___ Data to process ___
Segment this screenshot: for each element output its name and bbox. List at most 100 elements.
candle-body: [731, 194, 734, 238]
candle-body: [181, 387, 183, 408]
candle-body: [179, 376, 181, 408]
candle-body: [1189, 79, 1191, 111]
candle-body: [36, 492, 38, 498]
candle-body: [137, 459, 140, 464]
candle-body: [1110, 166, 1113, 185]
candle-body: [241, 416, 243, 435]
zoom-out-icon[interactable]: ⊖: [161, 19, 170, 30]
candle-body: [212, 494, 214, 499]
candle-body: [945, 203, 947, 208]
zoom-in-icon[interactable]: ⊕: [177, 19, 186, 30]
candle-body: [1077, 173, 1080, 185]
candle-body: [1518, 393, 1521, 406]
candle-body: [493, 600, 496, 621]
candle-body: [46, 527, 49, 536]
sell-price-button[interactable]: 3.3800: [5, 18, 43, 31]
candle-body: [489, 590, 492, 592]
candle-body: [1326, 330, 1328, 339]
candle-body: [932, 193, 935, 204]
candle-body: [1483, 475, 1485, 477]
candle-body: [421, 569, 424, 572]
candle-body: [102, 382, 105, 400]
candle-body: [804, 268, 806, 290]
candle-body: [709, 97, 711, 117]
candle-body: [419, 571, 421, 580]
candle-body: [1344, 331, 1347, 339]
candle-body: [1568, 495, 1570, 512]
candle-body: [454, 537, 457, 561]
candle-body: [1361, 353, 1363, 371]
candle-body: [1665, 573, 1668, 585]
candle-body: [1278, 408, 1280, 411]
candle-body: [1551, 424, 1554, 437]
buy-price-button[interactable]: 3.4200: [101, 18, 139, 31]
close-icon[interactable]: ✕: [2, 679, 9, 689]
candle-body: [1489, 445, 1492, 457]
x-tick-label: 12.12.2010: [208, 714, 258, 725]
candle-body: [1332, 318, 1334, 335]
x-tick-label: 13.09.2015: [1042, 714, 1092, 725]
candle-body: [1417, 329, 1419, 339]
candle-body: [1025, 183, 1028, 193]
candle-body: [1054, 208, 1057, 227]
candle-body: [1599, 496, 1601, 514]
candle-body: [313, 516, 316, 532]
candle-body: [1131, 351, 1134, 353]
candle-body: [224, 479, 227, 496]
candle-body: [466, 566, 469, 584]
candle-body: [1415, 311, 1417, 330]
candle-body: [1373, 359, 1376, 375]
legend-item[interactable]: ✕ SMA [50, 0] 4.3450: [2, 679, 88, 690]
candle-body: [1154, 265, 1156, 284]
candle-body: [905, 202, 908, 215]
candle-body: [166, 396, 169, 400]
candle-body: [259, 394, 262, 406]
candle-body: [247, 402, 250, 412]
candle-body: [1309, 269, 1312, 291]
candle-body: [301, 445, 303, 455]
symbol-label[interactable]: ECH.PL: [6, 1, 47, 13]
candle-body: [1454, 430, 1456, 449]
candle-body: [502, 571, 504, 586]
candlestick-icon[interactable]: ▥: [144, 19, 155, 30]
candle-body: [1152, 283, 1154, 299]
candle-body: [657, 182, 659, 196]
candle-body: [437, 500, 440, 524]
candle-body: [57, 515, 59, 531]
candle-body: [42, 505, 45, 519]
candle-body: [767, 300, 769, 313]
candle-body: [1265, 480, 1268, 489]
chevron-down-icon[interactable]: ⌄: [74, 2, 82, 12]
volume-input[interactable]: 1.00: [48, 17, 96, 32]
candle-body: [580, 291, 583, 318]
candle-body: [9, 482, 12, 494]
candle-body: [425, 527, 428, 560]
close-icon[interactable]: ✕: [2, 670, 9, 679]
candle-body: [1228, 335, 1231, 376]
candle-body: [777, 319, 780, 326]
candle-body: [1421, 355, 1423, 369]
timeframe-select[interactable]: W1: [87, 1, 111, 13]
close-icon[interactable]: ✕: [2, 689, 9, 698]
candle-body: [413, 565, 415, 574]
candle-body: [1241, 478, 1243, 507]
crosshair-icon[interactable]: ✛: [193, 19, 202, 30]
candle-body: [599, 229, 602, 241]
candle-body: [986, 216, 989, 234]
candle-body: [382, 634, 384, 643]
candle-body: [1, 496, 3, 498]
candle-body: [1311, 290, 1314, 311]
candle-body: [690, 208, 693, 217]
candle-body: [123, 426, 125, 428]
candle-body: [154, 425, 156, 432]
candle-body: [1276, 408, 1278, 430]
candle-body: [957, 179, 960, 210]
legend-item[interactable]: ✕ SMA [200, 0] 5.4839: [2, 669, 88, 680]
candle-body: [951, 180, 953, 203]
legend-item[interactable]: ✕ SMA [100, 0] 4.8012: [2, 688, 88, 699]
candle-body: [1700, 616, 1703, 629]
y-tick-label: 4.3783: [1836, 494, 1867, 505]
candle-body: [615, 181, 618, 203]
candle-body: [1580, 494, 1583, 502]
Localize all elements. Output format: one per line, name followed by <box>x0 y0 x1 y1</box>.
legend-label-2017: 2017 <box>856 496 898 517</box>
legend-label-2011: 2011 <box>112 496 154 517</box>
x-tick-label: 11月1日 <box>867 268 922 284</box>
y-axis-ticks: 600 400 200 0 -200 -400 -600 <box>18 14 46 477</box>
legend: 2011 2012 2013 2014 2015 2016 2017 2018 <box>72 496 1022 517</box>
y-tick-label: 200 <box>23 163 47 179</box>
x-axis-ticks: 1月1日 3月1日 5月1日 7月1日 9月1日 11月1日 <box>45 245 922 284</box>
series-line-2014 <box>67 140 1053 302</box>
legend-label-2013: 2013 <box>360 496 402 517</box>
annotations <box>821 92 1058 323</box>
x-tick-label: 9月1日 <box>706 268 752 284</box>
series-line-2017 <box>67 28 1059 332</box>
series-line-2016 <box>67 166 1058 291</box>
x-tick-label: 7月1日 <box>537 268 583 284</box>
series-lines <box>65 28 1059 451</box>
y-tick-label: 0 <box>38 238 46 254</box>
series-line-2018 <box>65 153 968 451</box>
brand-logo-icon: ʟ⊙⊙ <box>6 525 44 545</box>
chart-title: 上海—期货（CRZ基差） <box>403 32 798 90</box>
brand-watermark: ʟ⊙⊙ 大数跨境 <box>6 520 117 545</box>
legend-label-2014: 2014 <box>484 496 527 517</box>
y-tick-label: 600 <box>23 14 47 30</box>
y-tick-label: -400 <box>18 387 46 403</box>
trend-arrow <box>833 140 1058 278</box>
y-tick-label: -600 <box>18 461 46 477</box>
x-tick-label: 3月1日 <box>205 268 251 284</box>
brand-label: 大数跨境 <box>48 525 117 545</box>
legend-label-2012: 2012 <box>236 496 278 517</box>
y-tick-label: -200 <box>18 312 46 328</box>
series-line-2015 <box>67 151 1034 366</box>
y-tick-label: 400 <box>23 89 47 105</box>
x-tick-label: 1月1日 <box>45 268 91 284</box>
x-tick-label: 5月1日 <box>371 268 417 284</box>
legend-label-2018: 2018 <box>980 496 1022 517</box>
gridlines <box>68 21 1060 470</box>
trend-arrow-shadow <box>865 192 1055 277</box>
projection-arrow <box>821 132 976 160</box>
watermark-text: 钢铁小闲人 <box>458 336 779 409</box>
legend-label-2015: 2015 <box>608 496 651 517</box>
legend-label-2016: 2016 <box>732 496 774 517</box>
___
▶ Task: Repeat everything in the listing from the start down to the line containing "candle-body: [212, 494, 214, 499]", including that line, word for word.

▶ Exercise result:
Segment this screenshot: for each element output its name and bbox. List at most 100 elements.
candle-body: [731, 194, 734, 238]
candle-body: [181, 387, 183, 408]
candle-body: [179, 376, 181, 408]
candle-body: [1189, 79, 1191, 111]
candle-body: [36, 492, 38, 498]
candle-body: [137, 459, 140, 464]
candle-body: [1110, 166, 1113, 185]
candle-body: [241, 416, 243, 435]
zoom-out-icon[interactable]: ⊖: [161, 19, 170, 30]
candle-body: [212, 494, 214, 499]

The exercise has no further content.